*Work to be completed:* Lines containing the word "panel" should be extracted in full.

*Information provided:*
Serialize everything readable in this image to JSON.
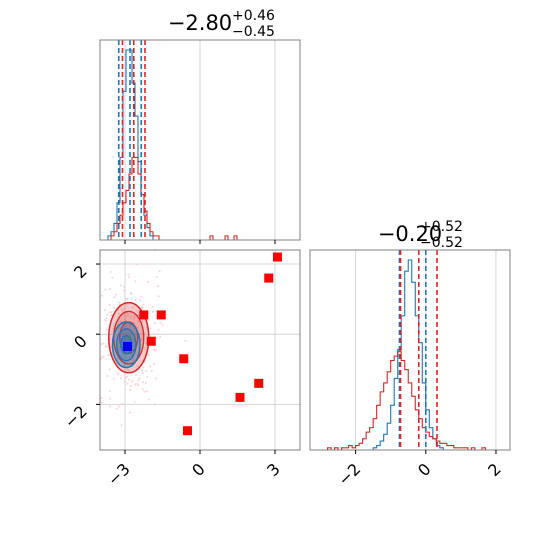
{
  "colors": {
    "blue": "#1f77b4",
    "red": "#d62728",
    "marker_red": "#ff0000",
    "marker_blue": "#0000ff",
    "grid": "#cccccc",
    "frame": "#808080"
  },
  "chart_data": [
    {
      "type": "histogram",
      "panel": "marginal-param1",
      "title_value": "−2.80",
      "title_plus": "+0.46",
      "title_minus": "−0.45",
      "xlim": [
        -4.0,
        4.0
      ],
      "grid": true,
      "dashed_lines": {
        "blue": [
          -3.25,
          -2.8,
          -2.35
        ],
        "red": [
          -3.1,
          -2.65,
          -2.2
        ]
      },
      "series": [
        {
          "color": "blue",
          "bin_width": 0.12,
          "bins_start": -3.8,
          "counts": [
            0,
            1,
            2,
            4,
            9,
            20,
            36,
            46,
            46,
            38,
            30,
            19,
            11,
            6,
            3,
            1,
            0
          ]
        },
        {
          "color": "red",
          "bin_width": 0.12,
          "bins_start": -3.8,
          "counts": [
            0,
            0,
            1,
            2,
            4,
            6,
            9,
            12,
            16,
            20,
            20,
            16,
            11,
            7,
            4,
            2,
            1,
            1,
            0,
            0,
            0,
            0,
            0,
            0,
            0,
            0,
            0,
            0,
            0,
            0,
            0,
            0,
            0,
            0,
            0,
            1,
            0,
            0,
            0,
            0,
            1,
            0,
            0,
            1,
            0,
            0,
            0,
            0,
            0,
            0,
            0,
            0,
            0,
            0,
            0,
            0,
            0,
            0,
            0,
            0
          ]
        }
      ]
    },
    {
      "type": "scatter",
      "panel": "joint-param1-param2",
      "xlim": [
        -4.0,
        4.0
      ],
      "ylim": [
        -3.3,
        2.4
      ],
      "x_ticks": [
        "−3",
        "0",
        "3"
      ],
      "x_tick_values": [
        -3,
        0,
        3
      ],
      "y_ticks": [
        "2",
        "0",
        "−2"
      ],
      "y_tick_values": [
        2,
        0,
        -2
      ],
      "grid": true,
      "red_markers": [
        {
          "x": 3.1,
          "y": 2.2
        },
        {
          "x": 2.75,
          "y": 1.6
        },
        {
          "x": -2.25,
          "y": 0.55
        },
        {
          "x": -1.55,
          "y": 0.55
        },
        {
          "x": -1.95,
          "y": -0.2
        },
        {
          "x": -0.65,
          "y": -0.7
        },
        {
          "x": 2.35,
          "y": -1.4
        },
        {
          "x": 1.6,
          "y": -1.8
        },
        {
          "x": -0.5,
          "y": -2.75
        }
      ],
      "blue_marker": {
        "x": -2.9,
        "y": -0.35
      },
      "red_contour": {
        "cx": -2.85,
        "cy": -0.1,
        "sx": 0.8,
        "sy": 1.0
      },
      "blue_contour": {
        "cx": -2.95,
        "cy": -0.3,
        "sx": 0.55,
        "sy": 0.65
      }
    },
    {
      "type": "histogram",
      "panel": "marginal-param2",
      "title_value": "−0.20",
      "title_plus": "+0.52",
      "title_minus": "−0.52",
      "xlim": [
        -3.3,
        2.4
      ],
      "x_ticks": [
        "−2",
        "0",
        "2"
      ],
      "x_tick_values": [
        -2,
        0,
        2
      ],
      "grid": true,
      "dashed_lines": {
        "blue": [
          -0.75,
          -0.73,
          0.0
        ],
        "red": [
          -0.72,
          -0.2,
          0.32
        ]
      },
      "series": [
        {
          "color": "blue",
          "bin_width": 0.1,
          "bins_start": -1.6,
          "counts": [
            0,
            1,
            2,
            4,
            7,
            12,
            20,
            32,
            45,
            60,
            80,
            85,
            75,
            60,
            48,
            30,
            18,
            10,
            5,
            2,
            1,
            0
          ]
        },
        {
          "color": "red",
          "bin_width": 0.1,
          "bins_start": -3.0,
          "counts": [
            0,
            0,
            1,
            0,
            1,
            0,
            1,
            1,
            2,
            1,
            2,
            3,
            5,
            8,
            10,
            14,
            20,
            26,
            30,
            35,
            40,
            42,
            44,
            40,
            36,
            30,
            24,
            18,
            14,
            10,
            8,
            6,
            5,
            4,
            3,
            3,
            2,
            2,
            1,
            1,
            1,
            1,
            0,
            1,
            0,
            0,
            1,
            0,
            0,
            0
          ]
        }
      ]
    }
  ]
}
==
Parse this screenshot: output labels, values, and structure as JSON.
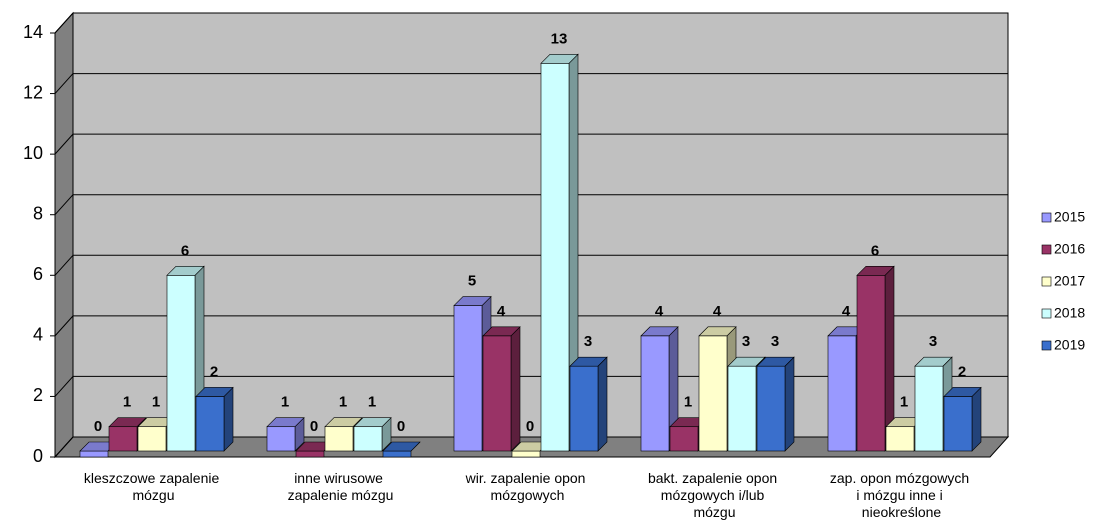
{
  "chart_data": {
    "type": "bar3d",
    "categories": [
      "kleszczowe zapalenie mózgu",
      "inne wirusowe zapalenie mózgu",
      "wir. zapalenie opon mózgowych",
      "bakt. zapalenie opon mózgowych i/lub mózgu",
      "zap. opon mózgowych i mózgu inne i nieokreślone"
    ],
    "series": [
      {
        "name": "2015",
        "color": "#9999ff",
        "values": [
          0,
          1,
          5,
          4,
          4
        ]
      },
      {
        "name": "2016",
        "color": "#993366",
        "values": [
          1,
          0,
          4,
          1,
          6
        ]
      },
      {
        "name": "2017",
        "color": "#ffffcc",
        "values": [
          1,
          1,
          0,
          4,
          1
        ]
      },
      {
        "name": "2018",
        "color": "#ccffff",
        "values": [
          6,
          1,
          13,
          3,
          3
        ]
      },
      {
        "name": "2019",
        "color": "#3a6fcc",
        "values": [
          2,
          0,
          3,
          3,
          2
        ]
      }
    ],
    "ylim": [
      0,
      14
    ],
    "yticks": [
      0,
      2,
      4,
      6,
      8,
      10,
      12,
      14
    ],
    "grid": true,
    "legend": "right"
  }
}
==
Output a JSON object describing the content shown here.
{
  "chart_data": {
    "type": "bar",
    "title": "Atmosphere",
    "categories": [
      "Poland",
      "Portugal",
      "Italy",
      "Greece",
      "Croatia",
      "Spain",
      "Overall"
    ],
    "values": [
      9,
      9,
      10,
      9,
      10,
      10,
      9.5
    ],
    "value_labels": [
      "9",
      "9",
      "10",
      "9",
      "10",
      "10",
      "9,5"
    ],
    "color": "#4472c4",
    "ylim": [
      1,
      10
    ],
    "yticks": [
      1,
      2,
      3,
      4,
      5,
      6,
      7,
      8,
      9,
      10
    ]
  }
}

*Worked answer:*
      "panel": "marginal-param1",
      "panel": "joint-param1-param2",
      "panel": "marginal-param2",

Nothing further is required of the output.